Reading passage
R v D'Amico
[2000] NSWCCA 290
•2 August 2000
NEW SOUTH WALES CRIMINAL COURT OF APPEAL
CITATION: Regina v D'Amico [2000] NSWCCA 290
FILE NUMBER(S):
60386/99
HEARING DATE(S): 2 August 2000
JUDGMENT DATE: 02/08/2000
PARTIES:
Regina v Traceylee D'Amico
JUDGMENT OF: Newman J Sperling J
LOWER COURT JURISDICTION: District Court
LOWER COURT FILE NUMBER(S): 98/41/0225
LOWER COURT JUDICIAL OFFICER: Goldring J
COUNSEL:
C B Craigie
(Applicant)
R D Ellis
(Crown)
SOLICITORS:
D J Humphreys
(Applicant)
S E O'Connor
(Crown)
CATCHWORDS:
Criminal law - appeal against sentence - no question of principle.
LEGISLATION CITED:
DECISION:
Leave to appeal granted, appeal dismissed.
JUDGMENT:
IN THE COURT OF
CRIMINAL APPEAL
CCA60386/99
NEWMAN JA
SPERLING JAWednesday, 2 August 2000
REGINA v Tracylee D'AMICO
JUDGMENT
SPERLING J: The applicant pleaded guilty to knowingly take part in the supply of a commercial quantity of heroin. The maximum penalty for this offence is 20 years imprisonment and/or a fine of 3,500 penalty points.

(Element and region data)
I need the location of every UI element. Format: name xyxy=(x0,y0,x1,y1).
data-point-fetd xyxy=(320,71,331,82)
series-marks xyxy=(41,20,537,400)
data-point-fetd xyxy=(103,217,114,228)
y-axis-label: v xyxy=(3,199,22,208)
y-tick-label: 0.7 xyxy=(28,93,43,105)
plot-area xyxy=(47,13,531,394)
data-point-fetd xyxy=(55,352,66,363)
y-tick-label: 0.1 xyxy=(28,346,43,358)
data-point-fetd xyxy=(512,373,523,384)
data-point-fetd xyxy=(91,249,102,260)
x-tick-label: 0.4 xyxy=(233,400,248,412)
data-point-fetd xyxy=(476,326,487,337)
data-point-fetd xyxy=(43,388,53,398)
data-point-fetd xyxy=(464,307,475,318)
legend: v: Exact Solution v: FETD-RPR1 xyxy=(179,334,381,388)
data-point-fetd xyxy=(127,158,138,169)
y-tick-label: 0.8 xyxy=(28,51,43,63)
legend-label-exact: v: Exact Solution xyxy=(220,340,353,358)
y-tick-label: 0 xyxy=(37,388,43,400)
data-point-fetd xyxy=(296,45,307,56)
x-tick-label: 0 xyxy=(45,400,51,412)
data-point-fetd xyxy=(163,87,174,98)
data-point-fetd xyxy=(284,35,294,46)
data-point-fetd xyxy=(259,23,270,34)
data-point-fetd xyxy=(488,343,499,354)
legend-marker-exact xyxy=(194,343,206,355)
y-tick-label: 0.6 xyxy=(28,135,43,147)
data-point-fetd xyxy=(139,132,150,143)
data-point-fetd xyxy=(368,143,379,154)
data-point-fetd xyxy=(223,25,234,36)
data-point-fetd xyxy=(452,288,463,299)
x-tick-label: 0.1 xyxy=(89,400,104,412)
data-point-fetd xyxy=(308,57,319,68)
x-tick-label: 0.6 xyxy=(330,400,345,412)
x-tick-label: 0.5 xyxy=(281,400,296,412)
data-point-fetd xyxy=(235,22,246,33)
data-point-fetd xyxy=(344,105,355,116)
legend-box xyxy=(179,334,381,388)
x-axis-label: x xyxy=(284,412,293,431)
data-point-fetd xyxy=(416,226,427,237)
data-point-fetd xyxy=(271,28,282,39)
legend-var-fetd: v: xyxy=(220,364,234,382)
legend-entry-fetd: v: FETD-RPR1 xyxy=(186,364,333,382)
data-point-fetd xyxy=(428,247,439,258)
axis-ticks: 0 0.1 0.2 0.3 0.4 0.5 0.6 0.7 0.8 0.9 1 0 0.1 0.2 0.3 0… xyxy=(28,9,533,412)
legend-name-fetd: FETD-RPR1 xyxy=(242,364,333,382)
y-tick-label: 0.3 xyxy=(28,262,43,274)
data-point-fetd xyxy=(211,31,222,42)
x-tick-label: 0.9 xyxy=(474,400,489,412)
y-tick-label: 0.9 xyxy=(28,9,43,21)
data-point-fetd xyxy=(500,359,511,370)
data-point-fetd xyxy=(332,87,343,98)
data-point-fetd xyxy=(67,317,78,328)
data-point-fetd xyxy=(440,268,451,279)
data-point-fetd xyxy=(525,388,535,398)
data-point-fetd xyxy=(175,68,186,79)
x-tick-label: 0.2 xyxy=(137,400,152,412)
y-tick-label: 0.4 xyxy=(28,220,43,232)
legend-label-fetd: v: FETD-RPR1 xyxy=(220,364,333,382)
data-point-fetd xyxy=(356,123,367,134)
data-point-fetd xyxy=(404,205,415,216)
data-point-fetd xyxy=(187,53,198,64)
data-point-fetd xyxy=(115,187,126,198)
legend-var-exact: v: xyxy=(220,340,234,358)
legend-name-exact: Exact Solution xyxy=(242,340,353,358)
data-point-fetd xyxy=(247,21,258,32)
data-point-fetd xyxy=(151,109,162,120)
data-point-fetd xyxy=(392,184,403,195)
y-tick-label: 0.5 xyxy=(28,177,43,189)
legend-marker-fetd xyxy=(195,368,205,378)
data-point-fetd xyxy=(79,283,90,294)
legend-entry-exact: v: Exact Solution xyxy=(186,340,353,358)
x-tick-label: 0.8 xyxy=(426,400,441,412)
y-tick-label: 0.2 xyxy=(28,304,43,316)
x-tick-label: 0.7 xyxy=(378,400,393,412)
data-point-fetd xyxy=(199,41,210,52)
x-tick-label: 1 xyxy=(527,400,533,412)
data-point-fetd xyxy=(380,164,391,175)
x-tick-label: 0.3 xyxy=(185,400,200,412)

Stated problem 1
Answer these about the D'Amico judgment:
(a) Who was the judicial officer in the lower court?
(b) What was the court's decision?
(c) What is the maximum penalty for the offence to which the applicant pleaded guilty?
Stated problem 2
Write the next part of the D'Amico judgment, picking up after its final sentence.

Written answer 1
(a) Goldring J
(b) Leave to appeal was granted, and the appeal was dismissed.
(c) 20 years imprisonment and/or a fine of 3,500 penalty points.

Written answer 2
The applicant was sentenced to imprisonment for six years with a minimum term of four years. The applicant employed two runners who delivered the drugs for her to retail customers. She was a heroin user as were her runners. Over a sixty day period she bought a total of 350 grams of heroin. Of this she used 60 to 90 grams for herself and paid her runners with a further 60 grams for themselves. The balance was sold to retail customers for cash.
On that evidence, the main, if not the only function of the business was to support the applicant's habit. She had to buy in the drugs. If she used one-third of what she bought in for herself and her runners, the cash profit on the sale of the remaining two-thirds may have been fully utilised in paying for the one third that was used. The evidence does not enable one to tell precisely whether there was a profit in terms of cash flow. There might have been but it would not have been much. In this regard, the judge said:
“I've said that these offences are very serious and I have said that they are part of a systematic business which was conducted for profit. It was suggested that Mrs D'Amico was a dealer because she was a user and in part that is true but the amount that she and her assistants used during the period covered by this charge is less than a third of the amount that she had in her possession and the rest was sold for profit. If she chose to devote that profit to feeding her habit that is not a matter with which the Court can be concerned”.
Approaching the matter in that way his Honour correctly applied the decision of this Court in the guideline judgment of Henry, (1999) 46 NSWLR 346. where the Chief Justice said At [202].that there is no warrant to assess a crime induced by a need for funds to feed a drug addiction as being lower in the scale of moral culpability than other perceived requirements for money.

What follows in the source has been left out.